** Begin DATASET RECORDS **
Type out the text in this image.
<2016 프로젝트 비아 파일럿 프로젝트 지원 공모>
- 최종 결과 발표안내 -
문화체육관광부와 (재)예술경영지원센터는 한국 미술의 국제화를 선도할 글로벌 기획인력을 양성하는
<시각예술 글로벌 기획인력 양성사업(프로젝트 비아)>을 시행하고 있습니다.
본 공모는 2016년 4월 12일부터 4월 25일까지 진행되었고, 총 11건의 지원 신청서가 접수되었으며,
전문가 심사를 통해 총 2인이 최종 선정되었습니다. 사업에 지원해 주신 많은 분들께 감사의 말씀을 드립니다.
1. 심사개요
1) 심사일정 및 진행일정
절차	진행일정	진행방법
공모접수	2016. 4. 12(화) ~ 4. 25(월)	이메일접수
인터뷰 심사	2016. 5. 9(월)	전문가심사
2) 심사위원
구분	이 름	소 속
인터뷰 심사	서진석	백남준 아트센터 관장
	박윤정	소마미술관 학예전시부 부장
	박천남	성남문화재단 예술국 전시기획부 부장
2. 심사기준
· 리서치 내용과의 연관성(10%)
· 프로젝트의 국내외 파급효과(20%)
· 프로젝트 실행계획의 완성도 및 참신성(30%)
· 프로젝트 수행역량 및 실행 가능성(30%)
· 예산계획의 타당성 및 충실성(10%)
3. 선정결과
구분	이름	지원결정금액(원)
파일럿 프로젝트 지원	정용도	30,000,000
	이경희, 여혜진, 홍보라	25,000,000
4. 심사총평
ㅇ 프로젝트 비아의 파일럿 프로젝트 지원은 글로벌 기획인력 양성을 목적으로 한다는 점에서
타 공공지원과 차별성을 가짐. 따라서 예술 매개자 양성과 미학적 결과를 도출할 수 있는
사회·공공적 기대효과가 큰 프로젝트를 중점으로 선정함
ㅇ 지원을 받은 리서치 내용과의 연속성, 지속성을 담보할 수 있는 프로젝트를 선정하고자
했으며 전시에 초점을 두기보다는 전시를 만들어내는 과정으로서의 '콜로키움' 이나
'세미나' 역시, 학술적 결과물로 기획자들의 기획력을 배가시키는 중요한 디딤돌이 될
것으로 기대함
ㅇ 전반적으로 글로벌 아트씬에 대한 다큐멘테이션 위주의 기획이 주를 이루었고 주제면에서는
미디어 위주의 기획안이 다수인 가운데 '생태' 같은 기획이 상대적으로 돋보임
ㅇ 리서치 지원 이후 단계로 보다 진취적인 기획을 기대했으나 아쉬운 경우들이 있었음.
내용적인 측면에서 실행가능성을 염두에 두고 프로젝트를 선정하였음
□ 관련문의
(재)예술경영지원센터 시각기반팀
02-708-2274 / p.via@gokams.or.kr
** End DATASET RECORDS **
> **EXERCISE BRIEF**
Write every entry out again exactly.

> **WRITTEN REPLY**
Type out the text in this image.
<2016 프로젝트 비아 파일럿 프로젝트 지원 공모>
- 최종 결과 발표안내 -
문화체육관광부와 (재)예술경영지원센터는 한국 미술의 국제화를 선도할 글로벌 기획인력을 양성하는
<시각예술 글로벌 기획인력 양성사업(프로젝트 비아)>을 시행하고 있습니다.
본 공모는 2016년 4월 12일부터 4월 25일까지 진행되었고, 총 11건의 지원 신청서가 접수되었으며,
전문가 심사를 통해 총 2인이 최종 선정되었습니다. 사업에 지원해 주신 많은 분들께 감사의 말씀을 드립니다.
1. 심사개요
1) 심사일정 및 진행일정
절차	진행일정	진행방법
공모접수	2016. 4. 12(화) ~ 4. 25(월)	이메일접수
인터뷰 심사	2016. 5. 9(월)	전문가심사
2) 심사위원
구분	이 름	소 속
인터뷰 심사	서진석	백남준 아트센터 관장
	박윤정	소마미술관 학예전시부 부장
	박천남	성남문화재단 예술국 전시기획부 부장
2. 심사기준
· 리서치 내용과의 연관성(10%)
· 프로젝트의 국내외 파급효과(20%)
· 프로젝트 실행계획의 완성도 및 참신성(30%)
· 프로젝트 수행역량 및 실행 가능성(30%)
· 예산계획의 타당성 및 충실성(10%)
3. 선정결과
구분	이름	지원결정금액(원)
파일럿 프로젝트 지원	정용도	30,000,000
	이경희, 여혜진, 홍보라	25,000,000
4. 심사총평
ㅇ 프로젝트 비아의 파일럿 프로젝트 지원은 글로벌 기획인력 양성을 목적으로 한다는 점에서
타 공공지원과 차별성을 가짐. 따라서 예술 매개자 양성과 미학적 결과를 도출할 수 있는
사회·공공적 기대효과가 큰 프로젝트를 중점으로 선정함
ㅇ 지원을 받은 리서치 내용과의 연속성, 지속성을 담보할 수 있는 프로젝트를 선정하고자
했으며 전시에 초점을 두기보다는 전시를 만들어내는 과정으로서의 '콜로키움' 이나
'세미나' 역시, 학술적 결과물로 기획자들의 기획력을 배가시키는 중요한 디딤돌이 될
것으로 기대함
ㅇ 전반적으로 글로벌 아트씬에 대한 다큐멘테이션 위주의 기획이 주를 이루었고 주제면에서는
미디어 위주의 기획안이 다수인 가운데 '생태' 같은 기획이 상대적으로 돋보임
ㅇ 리서치 지원 이후 단계로 보다 진취적인 기획을 기대했으나 아쉬운 경우들이 있었음.
내용적인 측면에서 실행가능성을 염두에 두고 프로젝트를 선정하였음
□ 관련문의
(재)예술경영지원센터 시각기반팀
02-708-2274 / p.via@gokams.or.kr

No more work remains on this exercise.